What to work on:
Transcribe the full listing below exactly.

━━ Exercise inputs

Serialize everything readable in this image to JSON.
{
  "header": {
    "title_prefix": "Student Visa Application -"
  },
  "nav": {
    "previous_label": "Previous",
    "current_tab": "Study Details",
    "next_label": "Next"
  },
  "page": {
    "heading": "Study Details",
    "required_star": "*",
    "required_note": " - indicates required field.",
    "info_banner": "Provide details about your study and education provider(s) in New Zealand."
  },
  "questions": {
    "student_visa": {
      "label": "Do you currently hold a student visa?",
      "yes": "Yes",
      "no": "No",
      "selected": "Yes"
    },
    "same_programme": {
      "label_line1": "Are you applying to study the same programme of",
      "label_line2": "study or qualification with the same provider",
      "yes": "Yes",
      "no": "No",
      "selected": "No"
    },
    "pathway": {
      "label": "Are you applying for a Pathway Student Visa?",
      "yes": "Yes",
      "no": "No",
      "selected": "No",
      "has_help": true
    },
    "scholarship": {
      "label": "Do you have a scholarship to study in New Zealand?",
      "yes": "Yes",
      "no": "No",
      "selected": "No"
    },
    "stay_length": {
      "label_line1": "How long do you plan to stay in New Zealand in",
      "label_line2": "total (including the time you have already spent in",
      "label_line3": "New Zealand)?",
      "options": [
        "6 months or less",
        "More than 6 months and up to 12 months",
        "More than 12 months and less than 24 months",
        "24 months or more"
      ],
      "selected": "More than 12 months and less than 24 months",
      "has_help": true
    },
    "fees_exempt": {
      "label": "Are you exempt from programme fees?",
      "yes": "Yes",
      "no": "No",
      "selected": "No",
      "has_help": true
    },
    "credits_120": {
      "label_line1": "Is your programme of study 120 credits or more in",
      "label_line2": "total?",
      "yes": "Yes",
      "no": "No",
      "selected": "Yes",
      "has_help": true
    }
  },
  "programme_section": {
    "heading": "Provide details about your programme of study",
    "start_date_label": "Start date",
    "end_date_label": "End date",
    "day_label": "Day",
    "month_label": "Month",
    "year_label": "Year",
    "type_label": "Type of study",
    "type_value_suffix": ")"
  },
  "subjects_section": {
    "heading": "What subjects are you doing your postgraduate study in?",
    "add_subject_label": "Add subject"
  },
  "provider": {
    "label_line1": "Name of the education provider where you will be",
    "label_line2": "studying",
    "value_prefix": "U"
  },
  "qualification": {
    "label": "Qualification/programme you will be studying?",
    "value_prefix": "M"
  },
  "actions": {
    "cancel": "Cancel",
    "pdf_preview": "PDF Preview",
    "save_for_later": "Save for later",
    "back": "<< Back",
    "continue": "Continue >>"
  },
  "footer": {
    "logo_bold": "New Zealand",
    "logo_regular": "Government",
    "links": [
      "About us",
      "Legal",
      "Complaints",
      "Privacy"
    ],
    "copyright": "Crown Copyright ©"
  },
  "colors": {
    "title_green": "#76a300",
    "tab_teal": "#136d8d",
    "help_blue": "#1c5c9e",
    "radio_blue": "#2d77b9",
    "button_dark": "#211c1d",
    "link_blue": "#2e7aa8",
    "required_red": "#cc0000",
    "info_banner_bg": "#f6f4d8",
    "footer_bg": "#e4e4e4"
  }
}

━━━━

Task result:
Serialize everything readable in this image to JSON.
{
  "header": {
    "title_prefix": "Student Visa Application -"
  },
  "nav": {
    "previous_label": "Previous",
    "current_tab": "Study Details",
    "next_label": "Next"
  },
  "page": {
    "heading": "Study Details",
    "required_star": "*",
    "required_note": " - indicates required field.",
    "info_banner": "Provide details about your study and education provider(s) in New Zealand."
  },
  "questions": {
    "student_visa": {
      "label": "Do you currently hold a student visa?",
      "yes": "Yes",
      "no": "No",
      "selected": "Yes"
    },
    "same_programme": {
      "label_line1": "Are you applying to study the same programme of",
      "label_line2": "study or qualification with the same provider",
      "yes": "Yes",
      "no": "No",
      "selected": "No"
    },
    "pathway": {
      "label": "Are you applying for a Pathway Student Visa?",
      "yes": "Yes",
      "no": "No",
      "selected": "No",
      "has_help": true
    },
    "scholarship": {
      "label": "Do you have a scholarship to study in New Zealand?",
      "yes": "Yes",
      "no": "No",
      "selected": "No"
    },
    "stay_length": {
      "label_line1": "How long do you plan to stay in New Zealand in",
      "label_line2": "total (including the time you have already spent in",
      "label_line3": "New Zealand)?",
      "options": [
        "6 months or less",
        "More than 6 months and up to 12 months",
        "More than 12 months and less than 24 months",
        "24 months or more"
      ],
      "selected": "More than 12 months and less than 24 months",
      "has_help": true
    },
    "fees_exempt": {
      "label": "Are you exempt from programme fees?",
      "yes": "Yes",
      "no": "No",
      "selected": "No",
      "has_help": true
    },
    "credits_120": {
      "label_line1": "Is your programme of study 120 credits or more in",
      "label_line2": "total?",
      "yes": "Yes",
      "no": "No",
      "selected": "Yes",
      "has_help": true
    }
  },
  "programme_section": {
    "heading": "Provide details about your programme of study",
    "start_date_label": "Start date",
    "end_date_label": "End date",
    "day_label": "Day",
    "month_label": "Month",
    "year_label": "Year",
    "type_label": "Type of study",
    "type_value_suffix": ")"
  },
  "subjects_section": {
    "heading": "What subjects are you doing your postgraduate study in?",
    "add_subject_label": "Add subject"
  },
  "provider": {
    "label_line1": "Name of the education provider where you will be",
    "label_line2": "studying",
    "value_prefix": "U"
  },
  "qualification": {
    "label": "Qualification/programme you will be studying?",
    "value_prefix": "M"
  },
  "actions": {
    "cancel": "Cancel",
    "pdf_preview": "PDF Preview",
    "save_for_later": "Save for later",
    "back": "<< Back",
    "continue": "Continue >>"
  },
  "footer": {
    "logo_bold": "New Zealand",
    "logo_regular": "Government",
    "links": [
      "About us",
      "Legal",
      "Complaints",
      "Privacy"
    ],
    "copyright": "Crown Copyright ©"
  },
  "colors": {
    "title_green": "#76a300",
    "tab_teal": "#136d8d",
    "help_blue": "#1c5c9e",
    "radio_blue": "#2d77b9",
    "button_dark": "#211c1d",
    "link_blue": "#2e7aa8",
    "required_red": "#cc0000",
    "info_banner_bg": "#f6f4d8",
    "footer_bg": "#e4e4e4"
  }
}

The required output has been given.